*Written task:* Exclude any images and output the remaining records exactly.
┏━━
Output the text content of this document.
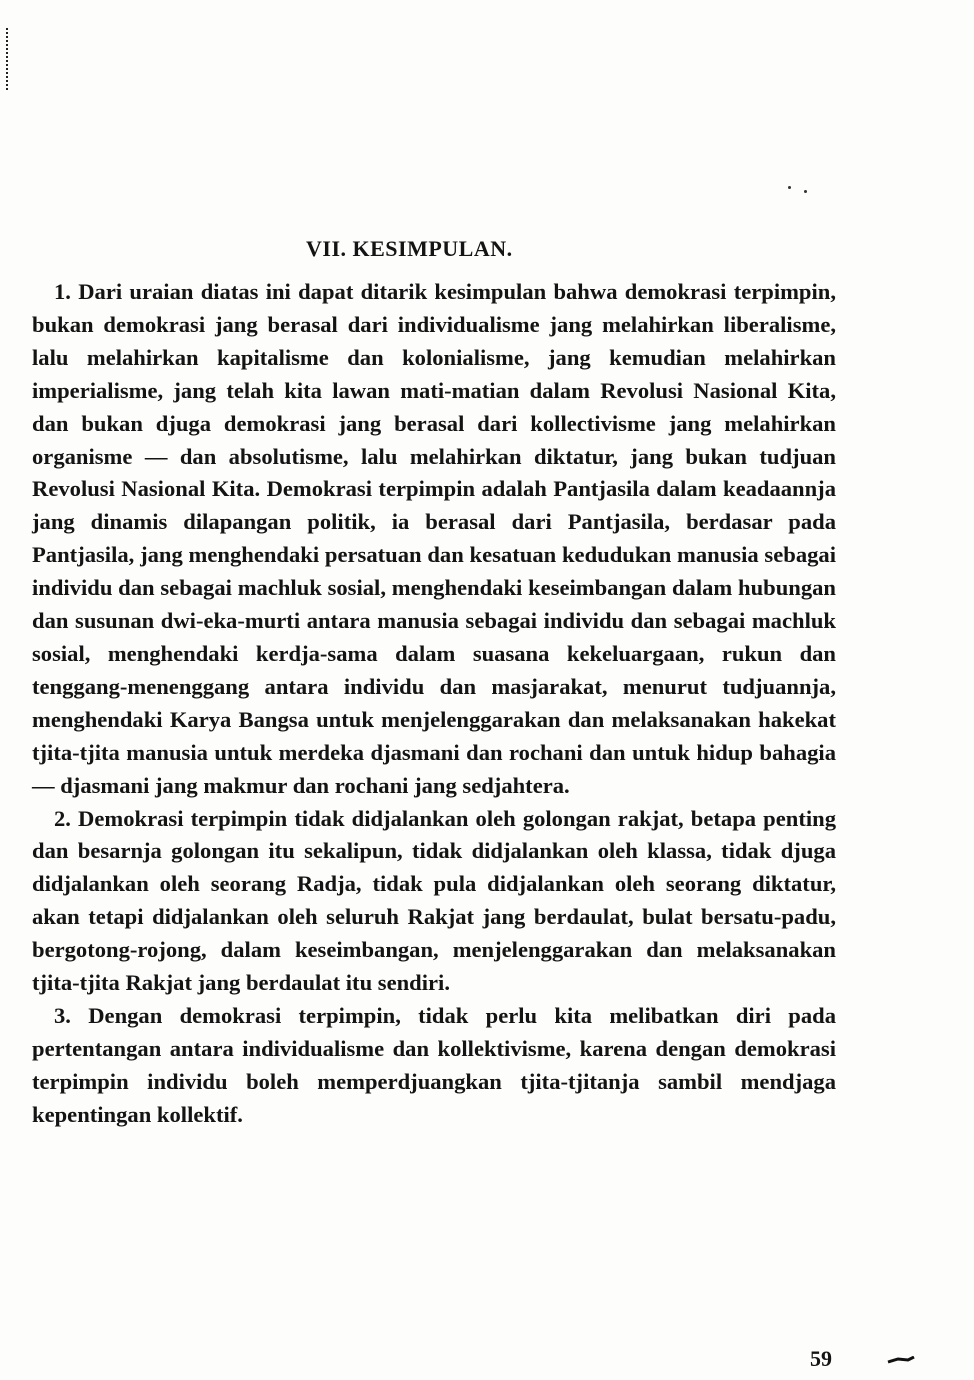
VII. KESIMPULAN.

1. Dari uraian diatas ini dapat ditarik kesimpulan bahwa demokrasi terpimpin, bukan demokrasi jang berasal dari individualisme jang melahirkan liberalisme, lalu melahirkan kapitalisme dan kolonialisme, jang kemudian melahirkan imperialisme, jang telah kita lawan mati-matian dalam Revolusi Nasional Kita, dan bukan djuga demokrasi jang berasal dari kollectivisme jang melahirkan organisme — dan absolutisme, lalu melahirkan diktatur, jang bukan tudjuan Revolusi Nasional Kita. Demokrasi terpimpin adalah Pantjasila dalam keadaannja jang dinamis dilapangan politik, ia berasal dari Pantjasila, berdasar pada Pantjasila, jang menghendaki persatuan dan kesatuan kedudukan manusia sebagai individu dan sebagai machluk sosial, menghendaki keseimbangan dalam hubungan dan susunan dwi-eka-murti antara manusia sebagai individu dan sebagai machluk sosial, menghendaki kerdja-sama dalam suasana kekeluargaan, rukun dan tenggang-menenggang antara individu dan masjarakat, menurut tudjuannja, menghendaki Karya Bangsa untuk menjelenggarakan dan melaksanakan hakekat tjita-tjita manusia untuk merdeka djasmani dan rochani dan untuk hidup bahagia — djasmani jang makmur dan rochani jang sedjahtera.

2. Demokrasi terpimpin tidak didjalankan oleh golongan rakjat, betapa penting dan besarnja golongan itu sekalipun, tidak didjalankan oleh klassa, tidak djuga didjalankan oleh seorang Radja, tidak pula didjalankan oleh seorang diktatur, akan tetapi didjalankan oleh seluruh Rakjat jang berdaulat, bulat bersatu-padu, bergotong-rojong, dalam keseimbangan, menjelenggarakan dan melaksanakan tjita-tjita Rakjat jang berdaulat itu sendiri.

3. Dengan demokrasi terpimpin, tidak perlu kita melibatkan diri pada pertentangan antara individualisme dan kollektivisme, karena dengan demokrasi terpimpin individu boleh memperdjuangkan tjita-tjitanja sambil mendjaga kepentingan kollektif.

59
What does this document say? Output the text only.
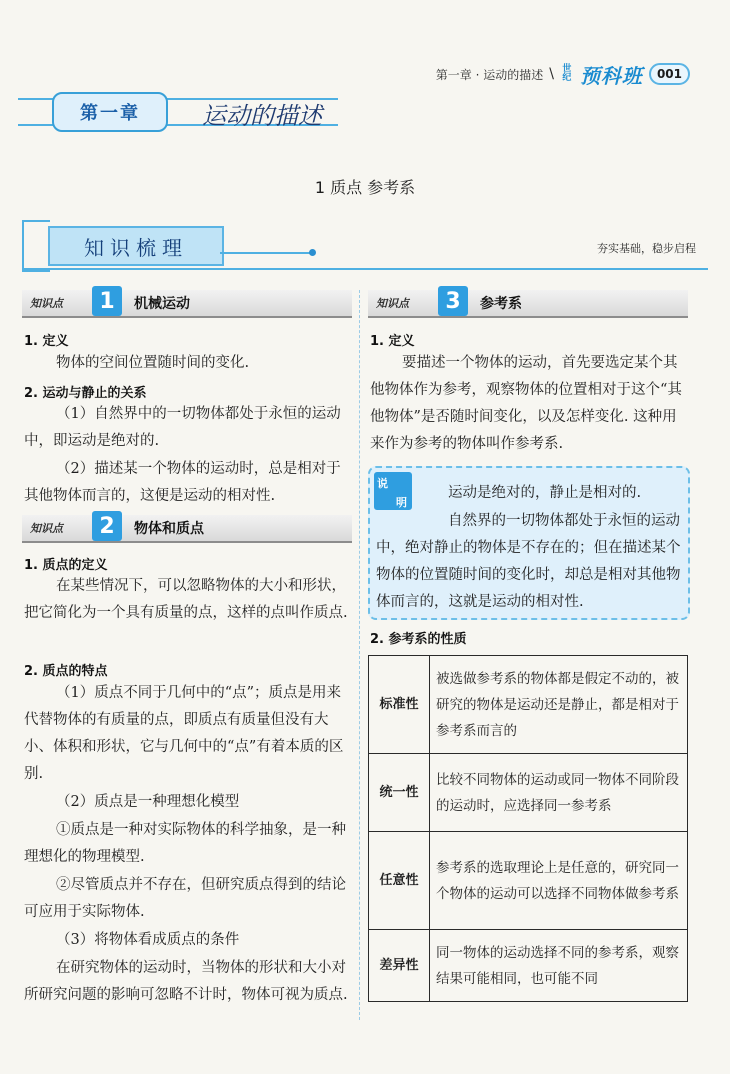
第一章 · 运动的描述 \ 世纪 预科班	001
第一章	运动的描述
1 质点 参考系
知识梳理	夯实基础，稳步启程
知识点	1	机械运动
1. 定义
物体的空间位置随时间的变化.
2. 运动与静止的关系
（1）自然界中的一切物体都处于永恒的运动中，即运动是绝对的.
（2）描述某一个物体的运动时，总是相对于其他物体而言的，这便是运动的相对性.
知识点	2	物体和质点
1. 质点的定义
在某些情况下，可以忽略物体的大小和形状，把它简化为一个具有质量的点，这样的点叫作质点.
2. 质点的特点
（1）质点不同于几何中的“点”；质点是用来代替物体的有质量的点，即质点有质量但没有大小、体积和形状，它与几何中的“点”有着本质的区别.
（2）质点是一种理想化模型
①质点是一种对实际物体的科学抽象，是一种理想化的物理模型.
②尽管质点并不存在，但研究质点得到的结论可应用于实际物体.
（3）将物体看成质点的条件
在研究物体的运动时，当物体的形状和大小对所研究问题的影响可忽略不计时，物体可视为质点.
知识点	3	参考系
1. 定义
要描述一个物体的运动，首先要选定某个其他物体作为参考，观察物体的位置相对于这个“其他物体”是否随时间变化，以及怎样变化. 这种用来作为参考的物体叫作参考系.
说
明
运动是绝对的，静止是相对的.
自然界的一切物体都处于永恒的运动中，绝对静止的物体是不存在的；但在描述某个物体的位置随时间的变化时，却总是相对其他物体而言的，这就是运动的相对性.
2. 参考系的性质
标准性	被选做参考系的物体都是假定不动的，被研究的物体是运动还是静止，都是相对于参考系而言的
统一性	比较不同物体的运动或同一物体不同阶段的运动时，应选择同一参考系
任意性	参考系的选取理论上是任意的，研究同一个物体的运动可以选择不同物体做参考系
差异性	同一物体的运动选择不同的参考系，观察结果可能相同，也可能不同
┗━━
*Output for this exercise:*
Output the text content of this document.
VII. KESIMPULAN.

1. Dari uraian diatas ini dapat ditarik kesimpulan bahwa demokrasi terpimpin, bukan demokrasi jang berasal dari individualisme jang melahirkan liberalisme, lalu melahirkan kapitalisme dan kolonialisme, jang kemudian melahirkan imperialisme, jang telah kita lawan mati-matian dalam Revolusi Nasional Kita, dan bukan djuga demokrasi jang berasal dari kollectivisme jang melahirkan organisme — dan absolutisme, lalu melahirkan diktatur, jang bukan tudjuan Revolusi Nasional Kita. Demokrasi terpimpin adalah Pantjasila dalam keadaannja jang dinamis dilapangan politik, ia berasal dari Pantjasila, berdasar pada Pantjasila, jang menghendaki persatuan dan kesatuan kedudukan manusia sebagai individu dan sebagai machluk sosial, menghendaki keseimbangan dalam hubungan dan susunan dwi-eka-murti antara manusia sebagai individu dan sebagai machluk sosial, menghendaki kerdja-sama dalam suasana kekeluargaan, rukun dan tenggang-menenggang antara individu dan masjarakat, menurut tudjuannja, menghendaki Karya Bangsa untuk menjelenggarakan dan melaksanakan hakekat tjita-tjita manusia untuk merdeka djasmani dan rochani dan untuk hidup bahagia — djasmani jang makmur dan rochani jang sedjahtera.

2. Demokrasi terpimpin tidak didjalankan oleh golongan rakjat, betapa penting dan besarnja golongan itu sekalipun, tidak didjalankan oleh klassa, tidak djuga didjalankan oleh seorang Radja, tidak pula didjalankan oleh seorang diktatur, akan tetapi didjalankan oleh seluruh Rakjat jang berdaulat, bulat bersatu-padu, bergotong-rojong, dalam keseimbangan, menjelenggarakan dan melaksanakan tjita-tjita Rakjat jang berdaulat itu sendiri.

3. Dengan demokrasi terpimpin, tidak perlu kita melibatkan diri pada pertentangan antara individualisme dan kollektivisme, karena dengan demokrasi terpimpin individu boleh memperdjuangkan tjita-tjitanja sambil mendjaga kepentingan kollektif.

59
What does this document say? Output the text only.
第一章 · 运动的描述 \ 世纪 预科班	001
第一章	运动的描述
1 质点 参考系
知识梳理	夯实基础，稳步启程
知识点	1	机械运动
1. 定义
物体的空间位置随时间的变化.
2. 运动与静止的关系
（1）自然界中的一切物体都处于永恒的运动中，即运动是绝对的.
（2）描述某一个物体的运动时，总是相对于其他物体而言的，这便是运动的相对性.
知识点	2	物体和质点
1. 质点的定义
在某些情况下，可以忽略物体的大小和形状，把它简化为一个具有质量的点，这样的点叫作质点.
2. 质点的特点
（1）质点不同于几何中的“点”；质点是用来代替物体的有质量的点，即质点有质量但没有大小、体积和形状，它与几何中的“点”有着本质的区别.
（2）质点是一种理想化模型
①质点是一种对实际物体的科学抽象，是一种理想化的物理模型.
②尽管质点并不存在，但研究质点得到的结论可应用于实际物体.
（3）将物体看成质点的条件
在研究物体的运动时，当物体的形状和大小对所研究问题的影响可忽略不计时，物体可视为质点.
知识点	3	参考系
1. 定义
要描述一个物体的运动，首先要选定某个其他物体作为参考，观察物体的位置相对于这个“其他物体”是否随时间变化，以及怎样变化. 这种用来作为参考的物体叫作参考系.
说
明
运动是绝对的，静止是相对的.
自然界的一切物体都处于永恒的运动中，绝对静止的物体是不存在的；但在描述某个物体的位置随时间的变化时，却总是相对其他物体而言的，这就是运动的相对性.
2. 参考系的性质
标准性	被选做参考系的物体都是假定不动的，被研究的物体是运动还是静止，都是相对于参考系而言的
统一性	比较不同物体的运动或同一物体不同阶段的运动时，应选择同一参考系
任意性	参考系的选取理论上是任意的，研究同一个物体的运动可以选择不同物体做参考系
差异性	同一物体的运动选择不同的参考系，观察结果可能相同，也可能不同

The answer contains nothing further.